Aim → Find the lines below that contain the string "deployment". Copy each one.

* START Extracted entries *

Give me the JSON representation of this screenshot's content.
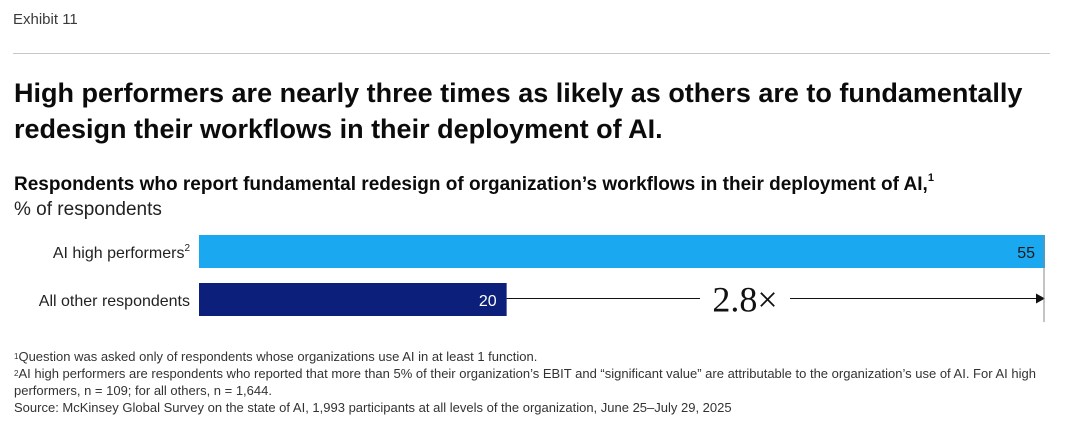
{
  "exhibit_label": "Exhibit 11",
  "headline": "High performers are nearly three times as likely as others are to fundamentally redesign their workflows in their deployment of AI.",
  "subtitle": "Respondents who report fundamental redesign of organization’s workflows in their deployment of AI,",
  "subtitle_note_marker": "1",
  "unit_label": "% of respondents",
  "colors": {
    "high": "#1aa9f0",
    "other": "#0c1f7a",
    "arrow": "#111111"
  },
  "chart_data": {
    "type": "bar",
    "orientation": "horizontal",
    "categories": [
      "AI high performers",
      "All other respondents"
    ],
    "category_note_markers": [
      "2",
      ""
    ],
    "values": [
      55,
      20
    ],
    "data_labels": [
      "55",
      "20"
    ],
    "xlim": [
      0,
      55
    ],
    "grid": false,
    "annotation": "2.8×"
  },
  "footnotes": [
    {
      "marker": "1",
      "text": "Question was asked only of respondents whose organizations use AI in at least 1 function."
    },
    {
      "marker": "2",
      "text": "AI high performers are respondents who reported that more than 5% of their organization’s EBIT and “significant value” are attributable to the organization’s use of AI. For AI high performers, n = 109; for all others, n = 1,644."
    }
  ],
  "source": "Source: McKinsey Global Survey on the state of AI, 1,993 participants at all levels of the organization, June 25–July 29, 2025"
}
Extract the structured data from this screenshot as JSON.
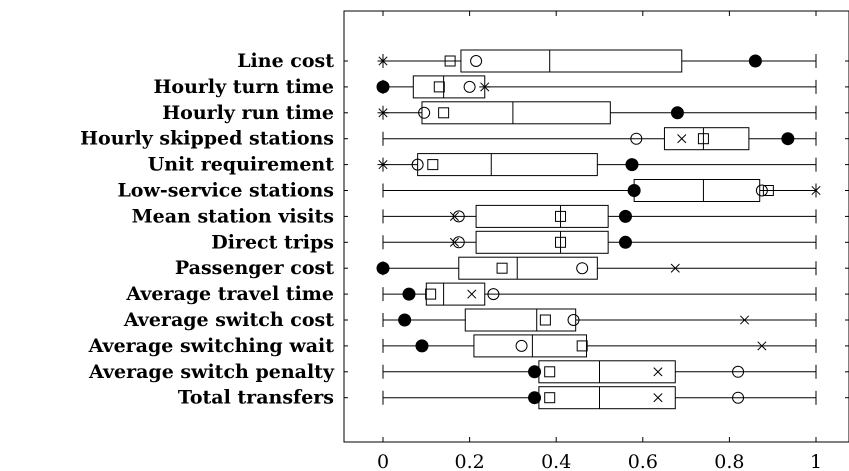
{
  "chart_data": {
    "type": "boxplot",
    "orientation": "horizontal",
    "categories": [
      "Line cost",
      "Hourly turn time",
      "Hourly run time",
      "Hourly skipped stations",
      "Unit requirement",
      "Low-service stations",
      "Mean station visits",
      "Direct trips",
      "Passenger cost",
      "Average travel time",
      "Average switch cost",
      "Average switching wait",
      "Average switch penalty",
      "Total transfers"
    ],
    "boxes": [
      {
        "whisker_low": 0.0,
        "q1": 0.18,
        "median": 0.385,
        "q3": 0.69,
        "whisker_high": 1.0
      },
      {
        "whisker_low": 0.0,
        "q1": 0.07,
        "median": 0.14,
        "q3": 0.235,
        "whisker_high": 1.0
      },
      {
        "whisker_low": 0.0,
        "q1": 0.09,
        "median": 0.3,
        "q3": 0.525,
        "whisker_high": 1.0
      },
      {
        "whisker_low": 0.0,
        "q1": 0.65,
        "median": 0.74,
        "q3": 0.845,
        "whisker_high": 1.0
      },
      {
        "whisker_low": 0.0,
        "q1": 0.08,
        "median": 0.25,
        "q3": 0.495,
        "whisker_high": 1.0
      },
      {
        "whisker_low": 0.0,
        "q1": 0.58,
        "median": 0.74,
        "q3": 0.87,
        "whisker_high": 1.0
      },
      {
        "whisker_low": 0.0,
        "q1": 0.215,
        "median": 0.41,
        "q3": 0.52,
        "whisker_high": 1.0
      },
      {
        "whisker_low": 0.0,
        "q1": 0.215,
        "median": 0.41,
        "q3": 0.52,
        "whisker_high": 1.0
      },
      {
        "whisker_low": 0.0,
        "q1": 0.175,
        "median": 0.31,
        "q3": 0.495,
        "whisker_high": 1.0
      },
      {
        "whisker_low": 0.0,
        "q1": 0.1,
        "median": 0.14,
        "q3": 0.235,
        "whisker_high": 1.0
      },
      {
        "whisker_low": 0.0,
        "q1": 0.19,
        "median": 0.355,
        "q3": 0.445,
        "whisker_high": 1.0
      },
      {
        "whisker_low": 0.0,
        "q1": 0.21,
        "median": 0.345,
        "q3": 0.47,
        "whisker_high": 1.0
      },
      {
        "whisker_low": 0.0,
        "q1": 0.36,
        "median": 0.5,
        "q3": 0.675,
        "whisker_high": 1.0
      },
      {
        "whisker_low": 0.0,
        "q1": 0.36,
        "median": 0.5,
        "q3": 0.675,
        "whisker_high": 1.0
      }
    ],
    "markers": [
      {
        "filled_circle": 0.86,
        "open_circle": 0.215,
        "square": 0.155,
        "cross": 0.0,
        "cross_style": "star"
      },
      {
        "filled_circle": 0.0,
        "open_circle": 0.2,
        "square": 0.13,
        "cross": 0.235,
        "cross_style": "star"
      },
      {
        "filled_circle": 0.68,
        "open_circle": 0.095,
        "square": 0.14,
        "cross": 0.0,
        "cross_style": "star"
      },
      {
        "filled_circle": 0.935,
        "open_circle": 0.585,
        "square": 0.74,
        "cross": 0.69,
        "cross_style": "x"
      },
      {
        "filled_circle": 0.575,
        "open_circle": 0.08,
        "square": 0.115,
        "cross": 0.0,
        "cross_style": "star"
      },
      {
        "filled_circle": 0.58,
        "open_circle": 0.875,
        "square": 0.89,
        "cross": 1.0,
        "cross_style": "x"
      },
      {
        "filled_circle": 0.56,
        "open_circle": 0.175,
        "square": 0.41,
        "cross": 0.165,
        "cross_style": "x"
      },
      {
        "filled_circle": 0.56,
        "open_circle": 0.175,
        "square": 0.41,
        "cross": 0.165,
        "cross_style": "x"
      },
      {
        "filled_circle": 0.0,
        "open_circle": 0.46,
        "square": 0.275,
        "cross": 0.675,
        "cross_style": "x"
      },
      {
        "filled_circle": 0.06,
        "open_circle": 0.255,
        "square": 0.11,
        "cross": 0.205,
        "cross_style": "x"
      },
      {
        "filled_circle": 0.05,
        "open_circle": 0.44,
        "square": 0.375,
        "cross": 0.835,
        "cross_style": "x"
      },
      {
        "filled_circle": 0.09,
        "open_circle": 0.32,
        "square": 0.46,
        "cross": 0.875,
        "cross_style": "x"
      },
      {
        "filled_circle": 0.35,
        "open_circle": 0.82,
        "square": 0.385,
        "cross": 0.635,
        "cross_style": "x"
      },
      {
        "filled_circle": 0.35,
        "open_circle": 0.82,
        "square": 0.385,
        "cross": 0.635,
        "cross_style": "x"
      }
    ],
    "x_ticks": [
      "0",
      "0.2",
      "0.4",
      "0.6",
      "0.8",
      "1"
    ],
    "x_tick_values": [
      0,
      0.2,
      0.4,
      0.6,
      0.8,
      1
    ],
    "xlim": [
      -0.09,
      1.07
    ],
    "title": "",
    "xlabel": "",
    "ylabel": "",
    "grid": false,
    "legend": "none",
    "colors": {
      "stroke": "#000000",
      "background": "#ffffff"
    }
  }
}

* END Extracted entries *

Solution for this exercise →
  "headline": "High performers are nearly three times as likely as others are to fundamentally redesign their workflows in their deployment of AI.",
  "subtitle": "Respondents who report fundamental redesign of organization’s workflows in their deployment of AI,",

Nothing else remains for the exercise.